What you will do. Scan the records below for the string "name" and return every line where it appears.

Excerpted data.

····················

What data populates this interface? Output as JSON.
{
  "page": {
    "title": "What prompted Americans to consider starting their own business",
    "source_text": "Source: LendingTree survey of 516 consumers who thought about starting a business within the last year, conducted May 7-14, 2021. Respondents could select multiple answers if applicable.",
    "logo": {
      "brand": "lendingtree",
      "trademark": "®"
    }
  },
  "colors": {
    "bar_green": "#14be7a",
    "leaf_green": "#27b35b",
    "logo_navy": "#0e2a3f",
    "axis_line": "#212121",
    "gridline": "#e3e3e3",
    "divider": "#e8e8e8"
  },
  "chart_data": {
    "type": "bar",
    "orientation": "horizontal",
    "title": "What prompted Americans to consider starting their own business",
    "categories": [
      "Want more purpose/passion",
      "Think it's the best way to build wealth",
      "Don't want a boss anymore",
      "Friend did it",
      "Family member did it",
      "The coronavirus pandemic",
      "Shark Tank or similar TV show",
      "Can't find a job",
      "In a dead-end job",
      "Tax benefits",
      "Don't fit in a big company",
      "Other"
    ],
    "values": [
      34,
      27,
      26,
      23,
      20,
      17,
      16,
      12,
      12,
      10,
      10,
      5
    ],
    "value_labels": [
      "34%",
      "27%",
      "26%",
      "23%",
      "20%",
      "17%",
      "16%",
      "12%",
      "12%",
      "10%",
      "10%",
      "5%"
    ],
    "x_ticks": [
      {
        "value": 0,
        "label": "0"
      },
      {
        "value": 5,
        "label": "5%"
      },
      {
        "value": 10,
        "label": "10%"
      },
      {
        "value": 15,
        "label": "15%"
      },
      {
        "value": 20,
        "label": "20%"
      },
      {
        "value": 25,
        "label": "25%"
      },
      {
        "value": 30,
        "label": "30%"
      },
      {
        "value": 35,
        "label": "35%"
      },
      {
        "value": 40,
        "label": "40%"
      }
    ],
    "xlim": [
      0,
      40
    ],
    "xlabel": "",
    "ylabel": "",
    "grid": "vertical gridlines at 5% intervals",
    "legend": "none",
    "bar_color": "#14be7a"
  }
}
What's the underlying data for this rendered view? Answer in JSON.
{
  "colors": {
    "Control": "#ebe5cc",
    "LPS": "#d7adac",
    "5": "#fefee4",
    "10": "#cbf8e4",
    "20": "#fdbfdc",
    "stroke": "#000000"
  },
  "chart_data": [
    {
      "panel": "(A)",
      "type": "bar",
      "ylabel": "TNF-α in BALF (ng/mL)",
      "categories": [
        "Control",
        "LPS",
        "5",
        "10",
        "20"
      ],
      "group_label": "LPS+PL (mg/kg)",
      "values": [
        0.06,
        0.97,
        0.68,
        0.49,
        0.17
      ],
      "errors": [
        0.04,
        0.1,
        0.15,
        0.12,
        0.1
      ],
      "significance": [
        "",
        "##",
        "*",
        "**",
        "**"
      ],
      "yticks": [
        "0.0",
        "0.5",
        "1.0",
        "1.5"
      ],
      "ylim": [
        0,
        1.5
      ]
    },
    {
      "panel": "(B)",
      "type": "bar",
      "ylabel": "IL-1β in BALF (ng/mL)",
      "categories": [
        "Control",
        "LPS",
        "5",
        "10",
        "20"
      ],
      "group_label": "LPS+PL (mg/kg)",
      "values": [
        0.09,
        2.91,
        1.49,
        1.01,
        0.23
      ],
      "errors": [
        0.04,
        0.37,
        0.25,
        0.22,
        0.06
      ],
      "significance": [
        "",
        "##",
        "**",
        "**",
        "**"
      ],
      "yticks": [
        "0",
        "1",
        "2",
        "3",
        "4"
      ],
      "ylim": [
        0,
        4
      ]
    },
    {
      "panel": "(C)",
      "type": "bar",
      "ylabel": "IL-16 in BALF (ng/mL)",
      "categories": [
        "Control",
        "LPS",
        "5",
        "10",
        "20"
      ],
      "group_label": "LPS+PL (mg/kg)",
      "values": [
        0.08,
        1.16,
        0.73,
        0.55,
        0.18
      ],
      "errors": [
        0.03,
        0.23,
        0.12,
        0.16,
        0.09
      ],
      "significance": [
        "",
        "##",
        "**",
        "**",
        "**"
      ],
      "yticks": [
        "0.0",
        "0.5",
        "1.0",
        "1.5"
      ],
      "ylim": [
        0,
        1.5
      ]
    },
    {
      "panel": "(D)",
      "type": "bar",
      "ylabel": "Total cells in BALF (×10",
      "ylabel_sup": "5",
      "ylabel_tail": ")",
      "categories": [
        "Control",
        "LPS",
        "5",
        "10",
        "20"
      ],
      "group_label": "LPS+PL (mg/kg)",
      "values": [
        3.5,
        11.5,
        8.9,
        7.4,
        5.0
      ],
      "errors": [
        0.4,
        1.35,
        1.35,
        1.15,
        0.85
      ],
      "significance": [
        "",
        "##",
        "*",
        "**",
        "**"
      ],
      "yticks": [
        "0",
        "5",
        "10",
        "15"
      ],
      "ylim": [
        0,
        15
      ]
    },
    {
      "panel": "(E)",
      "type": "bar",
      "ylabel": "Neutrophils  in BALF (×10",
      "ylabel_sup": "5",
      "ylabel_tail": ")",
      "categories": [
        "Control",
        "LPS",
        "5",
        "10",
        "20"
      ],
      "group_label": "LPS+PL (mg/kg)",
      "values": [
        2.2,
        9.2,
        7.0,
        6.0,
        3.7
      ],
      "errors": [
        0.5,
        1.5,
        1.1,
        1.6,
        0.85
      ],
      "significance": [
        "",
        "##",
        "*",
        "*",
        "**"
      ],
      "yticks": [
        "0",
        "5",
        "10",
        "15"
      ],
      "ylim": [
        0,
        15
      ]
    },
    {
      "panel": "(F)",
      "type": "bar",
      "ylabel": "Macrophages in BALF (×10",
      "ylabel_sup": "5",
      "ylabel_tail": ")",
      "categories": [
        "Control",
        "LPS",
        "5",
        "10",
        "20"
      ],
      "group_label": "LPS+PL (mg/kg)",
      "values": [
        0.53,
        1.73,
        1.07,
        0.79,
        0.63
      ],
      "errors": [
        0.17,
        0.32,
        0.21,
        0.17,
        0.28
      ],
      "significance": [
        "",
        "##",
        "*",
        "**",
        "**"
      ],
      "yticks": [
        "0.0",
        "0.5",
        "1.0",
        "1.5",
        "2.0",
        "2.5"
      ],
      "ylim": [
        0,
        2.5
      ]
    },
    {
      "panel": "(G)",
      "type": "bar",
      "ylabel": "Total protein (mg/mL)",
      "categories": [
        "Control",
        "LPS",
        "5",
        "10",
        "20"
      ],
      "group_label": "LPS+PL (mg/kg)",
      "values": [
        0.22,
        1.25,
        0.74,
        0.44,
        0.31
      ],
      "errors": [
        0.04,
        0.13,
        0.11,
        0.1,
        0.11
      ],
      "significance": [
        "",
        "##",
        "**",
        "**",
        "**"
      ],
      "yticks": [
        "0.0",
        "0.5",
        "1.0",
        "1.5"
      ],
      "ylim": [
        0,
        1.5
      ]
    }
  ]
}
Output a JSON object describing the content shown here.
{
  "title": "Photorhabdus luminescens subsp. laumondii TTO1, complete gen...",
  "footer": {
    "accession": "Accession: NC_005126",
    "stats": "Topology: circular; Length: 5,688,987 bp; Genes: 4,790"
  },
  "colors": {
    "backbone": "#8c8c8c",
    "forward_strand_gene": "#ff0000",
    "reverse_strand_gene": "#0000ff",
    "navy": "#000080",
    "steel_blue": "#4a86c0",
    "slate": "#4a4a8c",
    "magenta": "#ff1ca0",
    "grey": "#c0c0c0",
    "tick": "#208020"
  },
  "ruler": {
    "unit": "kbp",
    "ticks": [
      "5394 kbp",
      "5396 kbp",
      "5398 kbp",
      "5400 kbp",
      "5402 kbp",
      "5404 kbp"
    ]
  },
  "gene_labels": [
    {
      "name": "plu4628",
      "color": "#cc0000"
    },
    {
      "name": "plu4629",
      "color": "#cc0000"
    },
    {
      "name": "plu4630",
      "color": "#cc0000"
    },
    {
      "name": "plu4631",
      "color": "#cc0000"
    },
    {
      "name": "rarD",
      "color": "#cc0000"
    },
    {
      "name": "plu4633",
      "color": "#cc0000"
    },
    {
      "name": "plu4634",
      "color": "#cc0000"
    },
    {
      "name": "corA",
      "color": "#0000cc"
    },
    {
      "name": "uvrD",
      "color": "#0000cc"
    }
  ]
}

····················

Result of the task.
      "name": "plu4628",
      "name": "plu4629",
      "name": "plu4630",
      "name": "plu4631",
      "name": "rarD",
      "name": "plu4633",
      "name": "plu4634",
      "name": "corA",
      "name": "uvrD",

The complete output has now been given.